> [AIM OF THE TASK]:
Extract all data as written.

** BEGIN LISTED RECORDS **

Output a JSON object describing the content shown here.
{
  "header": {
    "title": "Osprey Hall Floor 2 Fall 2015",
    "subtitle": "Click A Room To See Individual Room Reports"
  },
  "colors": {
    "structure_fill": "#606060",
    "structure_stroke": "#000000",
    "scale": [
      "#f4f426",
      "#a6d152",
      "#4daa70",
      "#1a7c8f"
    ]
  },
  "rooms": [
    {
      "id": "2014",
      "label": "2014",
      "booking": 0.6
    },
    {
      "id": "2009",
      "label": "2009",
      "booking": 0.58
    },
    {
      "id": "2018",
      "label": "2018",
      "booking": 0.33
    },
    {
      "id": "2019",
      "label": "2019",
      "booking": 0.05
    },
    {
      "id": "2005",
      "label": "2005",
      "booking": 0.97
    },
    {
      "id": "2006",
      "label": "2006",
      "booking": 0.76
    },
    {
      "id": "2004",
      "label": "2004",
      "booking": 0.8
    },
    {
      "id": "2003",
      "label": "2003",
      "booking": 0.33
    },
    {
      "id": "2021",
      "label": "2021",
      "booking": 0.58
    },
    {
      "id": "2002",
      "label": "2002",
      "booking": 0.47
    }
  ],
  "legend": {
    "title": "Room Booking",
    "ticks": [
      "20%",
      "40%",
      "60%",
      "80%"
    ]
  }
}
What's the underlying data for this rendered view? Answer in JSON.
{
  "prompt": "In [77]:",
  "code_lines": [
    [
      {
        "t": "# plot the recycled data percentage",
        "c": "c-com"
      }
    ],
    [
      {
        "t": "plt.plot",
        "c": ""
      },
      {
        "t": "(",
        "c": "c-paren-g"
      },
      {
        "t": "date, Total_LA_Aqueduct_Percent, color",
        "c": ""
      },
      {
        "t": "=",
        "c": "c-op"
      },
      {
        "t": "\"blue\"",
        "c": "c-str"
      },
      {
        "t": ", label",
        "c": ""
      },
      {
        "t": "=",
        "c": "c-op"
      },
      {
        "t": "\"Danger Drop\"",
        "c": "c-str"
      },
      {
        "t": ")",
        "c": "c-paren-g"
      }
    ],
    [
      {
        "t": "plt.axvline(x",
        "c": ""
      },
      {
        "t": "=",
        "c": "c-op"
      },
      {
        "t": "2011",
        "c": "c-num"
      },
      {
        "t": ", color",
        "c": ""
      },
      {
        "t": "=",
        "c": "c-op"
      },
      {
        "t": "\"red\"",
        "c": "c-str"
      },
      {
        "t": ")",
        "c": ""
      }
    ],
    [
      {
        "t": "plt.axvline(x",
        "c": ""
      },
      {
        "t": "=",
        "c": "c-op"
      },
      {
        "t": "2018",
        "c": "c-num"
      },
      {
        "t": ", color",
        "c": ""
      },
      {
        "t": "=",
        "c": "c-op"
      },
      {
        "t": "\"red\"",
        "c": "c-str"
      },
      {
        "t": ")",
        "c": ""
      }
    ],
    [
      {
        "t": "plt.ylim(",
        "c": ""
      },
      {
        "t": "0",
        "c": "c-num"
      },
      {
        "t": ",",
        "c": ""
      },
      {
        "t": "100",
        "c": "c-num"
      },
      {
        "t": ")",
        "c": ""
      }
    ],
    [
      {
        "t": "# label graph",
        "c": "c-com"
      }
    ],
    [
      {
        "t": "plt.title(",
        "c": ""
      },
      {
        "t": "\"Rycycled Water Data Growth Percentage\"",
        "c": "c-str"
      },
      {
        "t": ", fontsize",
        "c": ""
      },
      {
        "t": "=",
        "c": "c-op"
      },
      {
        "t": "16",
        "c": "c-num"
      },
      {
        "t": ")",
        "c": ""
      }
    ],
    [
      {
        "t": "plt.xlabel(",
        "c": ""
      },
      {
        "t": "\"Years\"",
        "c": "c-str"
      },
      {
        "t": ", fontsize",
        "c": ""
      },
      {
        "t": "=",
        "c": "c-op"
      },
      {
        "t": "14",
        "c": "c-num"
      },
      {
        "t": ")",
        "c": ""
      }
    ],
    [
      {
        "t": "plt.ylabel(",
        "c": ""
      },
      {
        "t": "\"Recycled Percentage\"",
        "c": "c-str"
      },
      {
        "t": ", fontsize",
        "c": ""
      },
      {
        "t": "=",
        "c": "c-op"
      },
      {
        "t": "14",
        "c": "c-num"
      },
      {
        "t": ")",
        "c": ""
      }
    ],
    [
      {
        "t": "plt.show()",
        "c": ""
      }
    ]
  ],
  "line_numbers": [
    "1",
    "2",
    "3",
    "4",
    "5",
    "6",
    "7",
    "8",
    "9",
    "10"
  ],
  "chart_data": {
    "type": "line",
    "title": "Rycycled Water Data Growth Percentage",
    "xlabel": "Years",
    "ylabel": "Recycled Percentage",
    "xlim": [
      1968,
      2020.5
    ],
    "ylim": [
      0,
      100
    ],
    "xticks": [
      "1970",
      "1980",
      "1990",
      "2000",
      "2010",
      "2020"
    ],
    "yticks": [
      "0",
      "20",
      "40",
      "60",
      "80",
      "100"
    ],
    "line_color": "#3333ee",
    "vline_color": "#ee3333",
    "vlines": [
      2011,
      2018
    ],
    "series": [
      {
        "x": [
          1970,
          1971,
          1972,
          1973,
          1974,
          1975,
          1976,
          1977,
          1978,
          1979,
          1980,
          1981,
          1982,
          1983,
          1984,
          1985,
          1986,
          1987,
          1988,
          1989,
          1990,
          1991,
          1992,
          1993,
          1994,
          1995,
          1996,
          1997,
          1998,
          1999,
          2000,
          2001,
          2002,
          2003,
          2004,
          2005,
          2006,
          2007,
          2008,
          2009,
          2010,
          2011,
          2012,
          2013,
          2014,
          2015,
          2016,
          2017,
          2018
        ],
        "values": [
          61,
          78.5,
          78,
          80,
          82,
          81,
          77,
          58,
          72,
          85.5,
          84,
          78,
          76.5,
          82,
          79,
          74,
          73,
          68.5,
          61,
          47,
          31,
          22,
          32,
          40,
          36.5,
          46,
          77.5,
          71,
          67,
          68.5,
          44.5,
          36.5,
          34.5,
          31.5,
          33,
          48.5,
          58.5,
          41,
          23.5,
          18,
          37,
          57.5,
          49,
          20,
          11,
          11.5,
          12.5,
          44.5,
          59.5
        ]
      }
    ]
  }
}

** END LISTED RECORDS **

> [TASK OUTPUT]:
Output a JSON object describing the content shown here.
{
  "header": {
    "title": "Osprey Hall Floor 2 Fall 2015",
    "subtitle": "Click A Room To See Individual Room Reports"
  },
  "colors": {
    "structure_fill": "#606060",
    "structure_stroke": "#000000",
    "scale": [
      "#f4f426",
      "#a6d152",
      "#4daa70",
      "#1a7c8f"
    ]
  },
  "rooms": [
    {
      "id": "2014",
      "label": "2014",
      "booking": 0.6
    },
    {
      "id": "2009",
      "label": "2009",
      "booking": 0.58
    },
    {
      "id": "2018",
      "label": "2018",
      "booking": 0.33
    },
    {
      "id": "2019",
      "label": "2019",
      "booking": 0.05
    },
    {
      "id": "2005",
      "label": "2005",
      "booking": 0.97
    },
    {
      "id": "2006",
      "label": "2006",
      "booking": 0.76
    },
    {
      "id": "2004",
      "label": "2004",
      "booking": 0.8
    },
    {
      "id": "2003",
      "label": "2003",
      "booking": 0.33
    },
    {
      "id": "2021",
      "label": "2021",
      "booking": 0.58
    },
    {
      "id": "2002",
      "label": "2002",
      "booking": 0.47
    }
  ],
  "legend": {
    "title": "Room Booking",
    "ticks": [
      "20%",
      "40%",
      "60%",
      "80%"
    ]
  }
}
What's the underlying data for this rendered view? Answer in JSON.
{
  "prompt": "In [77]:",
  "code_lines": [
    [
      {
        "t": "# plot the recycled data percentage",
        "c": "c-com"
      }
    ],
    [
      {
        "t": "plt.plot",
        "c": ""
      },
      {
        "t": "(",
        "c": "c-paren-g"
      },
      {
        "t": "date, Total_LA_Aqueduct_Percent, color",
        "c": ""
      },
      {
        "t": "=",
        "c": "c-op"
      },
      {
        "t": "\"blue\"",
        "c": "c-str"
      },
      {
        "t": ", label",
        "c": ""
      },
      {
        "t": "=",
        "c": "c-op"
      },
      {
        "t": "\"Danger Drop\"",
        "c": "c-str"
      },
      {
        "t": ")",
        "c": "c-paren-g"
      }
    ],
    [
      {
        "t": "plt.axvline(x",
        "c": ""
      },
      {
        "t": "=",
        "c": "c-op"
      },
      {
        "t": "2011",
        "c": "c-num"
      },
      {
        "t": ", color",
        "c": ""
      },
      {
        "t": "=",
        "c": "c-op"
      },
      {
        "t": "\"red\"",
        "c": "c-str"
      },
      {
        "t": ")",
        "c": ""
      }
    ],
    [
      {
        "t": "plt.axvline(x",
        "c": ""
      },
      {
        "t": "=",
        "c": "c-op"
      },
      {
        "t": "2018",
        "c": "c-num"
      },
      {
        "t": ", color",
        "c": ""
      },
      {
        "t": "=",
        "c": "c-op"
      },
      {
        "t": "\"red\"",
        "c": "c-str"
      },
      {
        "t": ")",
        "c": ""
      }
    ],
    [
      {
        "t": "plt.ylim(",
        "c": ""
      },
      {
        "t": "0",
        "c": "c-num"
      },
      {
        "t": ",",
        "c": ""
      },
      {
        "t": "100",
        "c": "c-num"
      },
      {
        "t": ")",
        "c": ""
      }
    ],
    [
      {
        "t": "# label graph",
        "c": "c-com"
      }
    ],
    [
      {
        "t": "plt.title(",
        "c": ""
      },
      {
        "t": "\"Rycycled Water Data Growth Percentage\"",
        "c": "c-str"
      },
      {
        "t": ", fontsize",
        "c": ""
      },
      {
        "t": "=",
        "c": "c-op"
      },
      {
        "t": "16",
        "c": "c-num"
      },
      {
        "t": ")",
        "c": ""
      }
    ],
    [
      {
        "t": "plt.xlabel(",
        "c": ""
      },
      {
        "t": "\"Years\"",
        "c": "c-str"
      },
      {
        "t": ", fontsize",
        "c": ""
      },
      {
        "t": "=",
        "c": "c-op"
      },
      {
        "t": "14",
        "c": "c-num"
      },
      {
        "t": ")",
        "c": ""
      }
    ],
    [
      {
        "t": "plt.ylabel(",
        "c": ""
      },
      {
        "t": "\"Recycled Percentage\"",
        "c": "c-str"
      },
      {
        "t": ", fontsize",
        "c": ""
      },
      {
        "t": "=",
        "c": "c-op"
      },
      {
        "t": "14",
        "c": "c-num"
      },
      {
        "t": ")",
        "c": ""
      }
    ],
    [
      {
        "t": "plt.show()",
        "c": ""
      }
    ]
  ],
  "line_numbers": [
    "1",
    "2",
    "3",
    "4",
    "5",
    "6",
    "7",
    "8",
    "9",
    "10"
  ],
  "chart_data": {
    "type": "line",
    "title": "Rycycled Water Data Growth Percentage",
    "xlabel": "Years",
    "ylabel": "Recycled Percentage",
    "xlim": [
      1968,
      2020.5
    ],
    "ylim": [
      0,
      100
    ],
    "xticks": [
      "1970",
      "1980",
      "1990",
      "2000",
      "2010",
      "2020"
    ],
    "yticks": [
      "0",
      "20",
      "40",
      "60",
      "80",
      "100"
    ],
    "line_color": "#3333ee",
    "vline_color": "#ee3333",
    "vlines": [
      2011,
      2018
    ],
    "series": [
      {
        "x": [
          1970,
          1971,
          1972,
          1973,
          1974,
          1975,
          1976,
          1977,
          1978,
          1979,
          1980,
          1981,
          1982,
          1983,
          1984,
          1985,
          1986,
          1987,
          1988,
          1989,
          1990,
          1991,
          1992,
          1993,
          1994,
          1995,
          1996,
          1997,
          1998,
          1999,
          2000,
          2001,
          2002,
          2003,
          2004,
          2005,
          2006,
          2007,
          2008,
          2009,
          2010,
          2011,
          2012,
          2013,
          2014,
          2015,
          2016,
          2017,
          2018
        ],
        "values": [
          61,
          78.5,
          78,
          80,
          82,
          81,
          77,
          58,
          72,
          85.5,
          84,
          78,
          76.5,
          82,
          79,
          74,
          73,
          68.5,
          61,
          47,
          31,
          22,
          32,
          40,
          36.5,
          46,
          77.5,
          71,
          67,
          68.5,
          44.5,
          36.5,
          34.5,
          31.5,
          33,
          48.5,
          58.5,
          41,
          23.5,
          18,
          37,
          57.5,
          49,
          20,
          11,
          11.5,
          12.5,
          44.5,
          59.5
        ]
      }
    ]
  }
}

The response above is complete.